__The task__
Read the listing and extract each line that includes the word "showing".

====== Records for the task ======

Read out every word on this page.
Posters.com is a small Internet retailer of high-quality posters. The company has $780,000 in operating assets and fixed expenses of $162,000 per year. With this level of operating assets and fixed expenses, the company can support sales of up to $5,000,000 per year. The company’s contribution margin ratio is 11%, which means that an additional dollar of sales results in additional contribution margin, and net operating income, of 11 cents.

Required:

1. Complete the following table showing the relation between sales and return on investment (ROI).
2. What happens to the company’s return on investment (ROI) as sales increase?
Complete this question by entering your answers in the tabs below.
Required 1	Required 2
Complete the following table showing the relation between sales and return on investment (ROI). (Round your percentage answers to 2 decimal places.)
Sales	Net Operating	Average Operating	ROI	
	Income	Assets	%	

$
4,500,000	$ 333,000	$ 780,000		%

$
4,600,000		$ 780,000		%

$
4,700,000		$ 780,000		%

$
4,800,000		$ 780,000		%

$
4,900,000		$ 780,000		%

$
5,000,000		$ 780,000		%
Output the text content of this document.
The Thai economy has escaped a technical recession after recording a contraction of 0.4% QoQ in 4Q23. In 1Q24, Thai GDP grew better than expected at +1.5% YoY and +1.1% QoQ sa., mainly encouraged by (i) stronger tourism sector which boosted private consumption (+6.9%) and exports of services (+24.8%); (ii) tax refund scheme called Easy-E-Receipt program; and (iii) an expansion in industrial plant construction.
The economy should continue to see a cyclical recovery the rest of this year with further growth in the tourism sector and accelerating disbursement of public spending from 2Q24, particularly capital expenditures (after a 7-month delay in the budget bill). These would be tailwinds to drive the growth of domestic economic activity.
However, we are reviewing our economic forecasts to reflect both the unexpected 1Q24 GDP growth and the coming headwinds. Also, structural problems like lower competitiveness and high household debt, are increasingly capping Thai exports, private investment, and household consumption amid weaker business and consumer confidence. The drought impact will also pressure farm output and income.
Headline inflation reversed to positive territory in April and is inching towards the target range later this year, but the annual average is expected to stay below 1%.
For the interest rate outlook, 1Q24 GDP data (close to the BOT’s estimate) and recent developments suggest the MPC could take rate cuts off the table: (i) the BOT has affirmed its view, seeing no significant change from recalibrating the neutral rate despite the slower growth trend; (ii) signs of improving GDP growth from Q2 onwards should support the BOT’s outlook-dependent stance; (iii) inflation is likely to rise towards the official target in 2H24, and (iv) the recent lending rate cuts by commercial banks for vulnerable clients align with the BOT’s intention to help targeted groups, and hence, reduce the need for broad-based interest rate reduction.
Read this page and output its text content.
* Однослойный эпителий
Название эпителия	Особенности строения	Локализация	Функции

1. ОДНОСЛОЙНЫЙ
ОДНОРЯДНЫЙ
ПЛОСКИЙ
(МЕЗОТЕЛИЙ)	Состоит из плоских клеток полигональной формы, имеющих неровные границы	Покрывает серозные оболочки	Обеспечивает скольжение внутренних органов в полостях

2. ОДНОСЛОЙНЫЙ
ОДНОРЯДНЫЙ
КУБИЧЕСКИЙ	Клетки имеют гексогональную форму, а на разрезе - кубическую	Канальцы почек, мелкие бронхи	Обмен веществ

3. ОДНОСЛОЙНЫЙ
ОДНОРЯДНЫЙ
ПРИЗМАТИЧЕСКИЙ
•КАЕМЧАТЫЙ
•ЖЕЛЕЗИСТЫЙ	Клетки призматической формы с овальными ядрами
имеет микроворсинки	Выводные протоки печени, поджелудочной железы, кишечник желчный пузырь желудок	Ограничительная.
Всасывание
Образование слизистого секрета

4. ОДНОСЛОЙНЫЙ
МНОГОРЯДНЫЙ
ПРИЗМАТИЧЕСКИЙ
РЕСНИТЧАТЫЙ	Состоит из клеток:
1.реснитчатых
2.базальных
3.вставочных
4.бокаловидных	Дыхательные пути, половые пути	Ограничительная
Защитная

======

__Final answer__
1. Complete the following table showing the relation between sales and return on investment (ROI).
Complete the following table showing the relation between sales and return on investment (ROI). (Round your percentage answers to 2 decimal places.)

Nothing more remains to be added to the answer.